# Start of Working data

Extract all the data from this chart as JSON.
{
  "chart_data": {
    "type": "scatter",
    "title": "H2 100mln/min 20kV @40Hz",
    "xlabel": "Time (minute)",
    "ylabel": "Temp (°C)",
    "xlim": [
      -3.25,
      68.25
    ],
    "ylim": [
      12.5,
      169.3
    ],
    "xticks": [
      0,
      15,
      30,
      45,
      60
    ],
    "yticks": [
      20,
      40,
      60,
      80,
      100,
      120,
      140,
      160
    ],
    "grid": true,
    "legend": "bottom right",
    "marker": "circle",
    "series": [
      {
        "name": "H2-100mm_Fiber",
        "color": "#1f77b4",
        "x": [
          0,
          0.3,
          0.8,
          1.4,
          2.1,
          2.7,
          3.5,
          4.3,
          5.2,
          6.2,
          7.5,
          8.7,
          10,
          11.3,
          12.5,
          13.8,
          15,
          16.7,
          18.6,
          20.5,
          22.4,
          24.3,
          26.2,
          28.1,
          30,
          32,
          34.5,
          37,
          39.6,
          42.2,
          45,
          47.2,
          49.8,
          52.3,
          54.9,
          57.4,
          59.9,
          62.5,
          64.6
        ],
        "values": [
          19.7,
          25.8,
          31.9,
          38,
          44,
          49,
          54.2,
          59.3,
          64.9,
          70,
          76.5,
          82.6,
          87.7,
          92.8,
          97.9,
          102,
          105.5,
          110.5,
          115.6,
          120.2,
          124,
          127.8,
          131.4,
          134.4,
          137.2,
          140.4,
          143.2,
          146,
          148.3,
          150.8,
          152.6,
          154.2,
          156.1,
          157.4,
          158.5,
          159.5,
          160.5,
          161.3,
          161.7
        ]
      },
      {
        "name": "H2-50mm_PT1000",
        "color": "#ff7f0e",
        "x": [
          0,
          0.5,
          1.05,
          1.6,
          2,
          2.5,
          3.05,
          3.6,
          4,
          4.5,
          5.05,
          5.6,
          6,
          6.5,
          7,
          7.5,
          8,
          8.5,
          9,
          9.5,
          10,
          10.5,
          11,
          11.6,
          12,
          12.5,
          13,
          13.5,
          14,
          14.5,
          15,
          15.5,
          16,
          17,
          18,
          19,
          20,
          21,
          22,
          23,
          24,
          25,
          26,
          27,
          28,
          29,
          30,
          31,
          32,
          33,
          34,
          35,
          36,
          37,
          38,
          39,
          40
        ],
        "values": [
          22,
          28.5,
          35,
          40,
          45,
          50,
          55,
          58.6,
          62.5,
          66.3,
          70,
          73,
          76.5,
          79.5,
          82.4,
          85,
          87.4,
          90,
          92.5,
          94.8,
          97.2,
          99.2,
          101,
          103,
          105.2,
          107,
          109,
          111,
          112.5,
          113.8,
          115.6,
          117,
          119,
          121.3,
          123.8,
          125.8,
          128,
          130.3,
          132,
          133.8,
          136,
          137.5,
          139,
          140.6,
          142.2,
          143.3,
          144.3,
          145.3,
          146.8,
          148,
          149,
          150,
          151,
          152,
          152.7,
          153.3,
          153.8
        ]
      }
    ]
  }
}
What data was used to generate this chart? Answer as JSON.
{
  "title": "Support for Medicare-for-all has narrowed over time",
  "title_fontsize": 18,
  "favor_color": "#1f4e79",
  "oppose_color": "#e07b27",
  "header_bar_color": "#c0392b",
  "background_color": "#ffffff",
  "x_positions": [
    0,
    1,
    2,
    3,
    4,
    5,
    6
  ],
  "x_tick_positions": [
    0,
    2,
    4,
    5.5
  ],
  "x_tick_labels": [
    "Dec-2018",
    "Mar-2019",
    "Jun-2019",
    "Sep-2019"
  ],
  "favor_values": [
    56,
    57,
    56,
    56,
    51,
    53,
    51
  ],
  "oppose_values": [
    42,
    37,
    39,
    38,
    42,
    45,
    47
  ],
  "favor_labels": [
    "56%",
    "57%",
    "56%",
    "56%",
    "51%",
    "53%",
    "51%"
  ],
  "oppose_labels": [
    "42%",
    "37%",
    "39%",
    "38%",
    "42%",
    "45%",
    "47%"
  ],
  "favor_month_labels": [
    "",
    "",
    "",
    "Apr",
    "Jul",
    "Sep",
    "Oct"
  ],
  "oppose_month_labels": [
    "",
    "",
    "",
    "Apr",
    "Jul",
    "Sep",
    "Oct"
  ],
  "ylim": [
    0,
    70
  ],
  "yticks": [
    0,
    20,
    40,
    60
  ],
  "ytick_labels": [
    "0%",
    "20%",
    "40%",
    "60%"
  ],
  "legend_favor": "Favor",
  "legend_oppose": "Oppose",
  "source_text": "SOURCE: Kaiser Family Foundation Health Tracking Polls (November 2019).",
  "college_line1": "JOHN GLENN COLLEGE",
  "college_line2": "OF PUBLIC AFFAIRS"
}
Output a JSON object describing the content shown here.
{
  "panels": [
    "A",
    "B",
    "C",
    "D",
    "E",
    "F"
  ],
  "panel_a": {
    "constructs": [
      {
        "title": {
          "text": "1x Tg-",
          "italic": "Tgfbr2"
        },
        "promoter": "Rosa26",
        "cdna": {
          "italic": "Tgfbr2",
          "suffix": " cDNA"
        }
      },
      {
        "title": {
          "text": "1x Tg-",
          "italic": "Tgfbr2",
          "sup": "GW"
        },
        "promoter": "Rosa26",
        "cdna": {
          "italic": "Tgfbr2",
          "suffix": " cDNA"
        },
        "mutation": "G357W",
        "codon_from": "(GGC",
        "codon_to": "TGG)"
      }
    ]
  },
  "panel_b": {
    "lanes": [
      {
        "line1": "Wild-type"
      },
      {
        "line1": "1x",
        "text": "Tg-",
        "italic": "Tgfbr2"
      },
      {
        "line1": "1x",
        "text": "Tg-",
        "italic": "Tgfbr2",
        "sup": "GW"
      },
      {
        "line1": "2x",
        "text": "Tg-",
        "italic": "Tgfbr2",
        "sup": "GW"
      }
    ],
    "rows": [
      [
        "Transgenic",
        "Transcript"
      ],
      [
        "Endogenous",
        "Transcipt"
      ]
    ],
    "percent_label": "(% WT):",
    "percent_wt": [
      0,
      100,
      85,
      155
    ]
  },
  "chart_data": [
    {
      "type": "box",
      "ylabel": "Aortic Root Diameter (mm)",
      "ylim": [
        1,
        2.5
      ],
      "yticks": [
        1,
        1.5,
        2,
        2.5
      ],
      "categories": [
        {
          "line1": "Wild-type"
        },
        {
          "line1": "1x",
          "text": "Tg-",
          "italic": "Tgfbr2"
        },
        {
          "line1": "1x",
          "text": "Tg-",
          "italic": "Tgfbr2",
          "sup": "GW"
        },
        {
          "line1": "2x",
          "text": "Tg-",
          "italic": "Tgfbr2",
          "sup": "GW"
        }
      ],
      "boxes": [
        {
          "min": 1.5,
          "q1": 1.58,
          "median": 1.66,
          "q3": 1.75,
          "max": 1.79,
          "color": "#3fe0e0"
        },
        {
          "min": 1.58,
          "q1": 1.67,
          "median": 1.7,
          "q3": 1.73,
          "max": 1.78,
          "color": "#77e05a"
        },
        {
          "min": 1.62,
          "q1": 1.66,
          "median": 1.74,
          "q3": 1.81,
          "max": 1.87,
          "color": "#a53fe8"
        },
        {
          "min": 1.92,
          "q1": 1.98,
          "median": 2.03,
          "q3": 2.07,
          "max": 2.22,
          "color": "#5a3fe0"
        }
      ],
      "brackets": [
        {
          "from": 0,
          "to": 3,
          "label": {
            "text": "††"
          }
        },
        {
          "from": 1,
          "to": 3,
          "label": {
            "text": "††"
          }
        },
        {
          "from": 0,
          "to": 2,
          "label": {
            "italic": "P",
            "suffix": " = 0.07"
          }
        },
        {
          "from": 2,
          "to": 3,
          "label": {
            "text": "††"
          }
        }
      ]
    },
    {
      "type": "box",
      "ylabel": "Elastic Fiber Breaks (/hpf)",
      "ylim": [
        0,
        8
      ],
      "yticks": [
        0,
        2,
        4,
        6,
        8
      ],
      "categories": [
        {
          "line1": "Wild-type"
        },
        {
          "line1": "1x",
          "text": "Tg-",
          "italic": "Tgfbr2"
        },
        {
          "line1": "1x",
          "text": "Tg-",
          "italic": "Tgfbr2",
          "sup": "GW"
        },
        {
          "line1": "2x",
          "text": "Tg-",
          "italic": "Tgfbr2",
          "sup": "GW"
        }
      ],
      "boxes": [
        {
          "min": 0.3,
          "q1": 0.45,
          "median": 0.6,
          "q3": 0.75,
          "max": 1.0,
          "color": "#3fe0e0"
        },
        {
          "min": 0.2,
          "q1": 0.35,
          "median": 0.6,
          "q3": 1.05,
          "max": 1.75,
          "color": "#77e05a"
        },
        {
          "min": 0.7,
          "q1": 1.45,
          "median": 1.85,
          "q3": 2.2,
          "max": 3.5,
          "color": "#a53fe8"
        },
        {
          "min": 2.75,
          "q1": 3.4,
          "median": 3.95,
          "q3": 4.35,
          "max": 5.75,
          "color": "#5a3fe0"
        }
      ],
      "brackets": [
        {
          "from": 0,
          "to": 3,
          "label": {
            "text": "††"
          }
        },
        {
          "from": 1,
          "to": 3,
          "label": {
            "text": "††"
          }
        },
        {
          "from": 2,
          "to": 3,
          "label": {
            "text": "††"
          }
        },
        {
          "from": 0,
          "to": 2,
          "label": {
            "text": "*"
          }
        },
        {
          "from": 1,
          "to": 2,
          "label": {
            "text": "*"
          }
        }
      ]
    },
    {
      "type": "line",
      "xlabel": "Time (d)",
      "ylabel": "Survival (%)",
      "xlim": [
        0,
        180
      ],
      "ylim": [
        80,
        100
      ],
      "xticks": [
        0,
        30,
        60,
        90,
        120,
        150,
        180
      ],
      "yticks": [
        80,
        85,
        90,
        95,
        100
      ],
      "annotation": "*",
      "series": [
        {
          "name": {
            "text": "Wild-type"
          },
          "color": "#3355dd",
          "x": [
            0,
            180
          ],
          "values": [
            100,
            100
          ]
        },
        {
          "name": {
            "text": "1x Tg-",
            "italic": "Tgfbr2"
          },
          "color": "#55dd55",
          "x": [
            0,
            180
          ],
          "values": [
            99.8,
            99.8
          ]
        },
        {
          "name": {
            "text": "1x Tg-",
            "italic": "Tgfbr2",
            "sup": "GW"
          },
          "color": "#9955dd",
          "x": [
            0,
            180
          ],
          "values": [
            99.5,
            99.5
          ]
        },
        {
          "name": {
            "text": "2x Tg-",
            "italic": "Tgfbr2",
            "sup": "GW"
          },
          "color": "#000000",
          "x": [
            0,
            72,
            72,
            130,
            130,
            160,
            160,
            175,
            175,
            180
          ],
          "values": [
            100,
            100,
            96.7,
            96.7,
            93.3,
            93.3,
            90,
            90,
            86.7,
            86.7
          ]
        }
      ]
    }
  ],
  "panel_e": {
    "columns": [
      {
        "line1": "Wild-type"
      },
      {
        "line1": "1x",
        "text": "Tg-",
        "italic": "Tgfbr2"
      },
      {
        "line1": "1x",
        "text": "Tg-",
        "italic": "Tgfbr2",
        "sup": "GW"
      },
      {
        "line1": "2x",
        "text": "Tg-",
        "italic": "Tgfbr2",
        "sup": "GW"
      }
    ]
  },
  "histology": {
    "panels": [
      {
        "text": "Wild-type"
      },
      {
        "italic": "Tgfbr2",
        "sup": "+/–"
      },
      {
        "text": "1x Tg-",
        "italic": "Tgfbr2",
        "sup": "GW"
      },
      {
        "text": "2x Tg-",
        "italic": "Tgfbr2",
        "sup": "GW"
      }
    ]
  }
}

# End of Working data

Give the number of lines containing the word "ylabel". No other answer is needed.

> Solution for this task: 4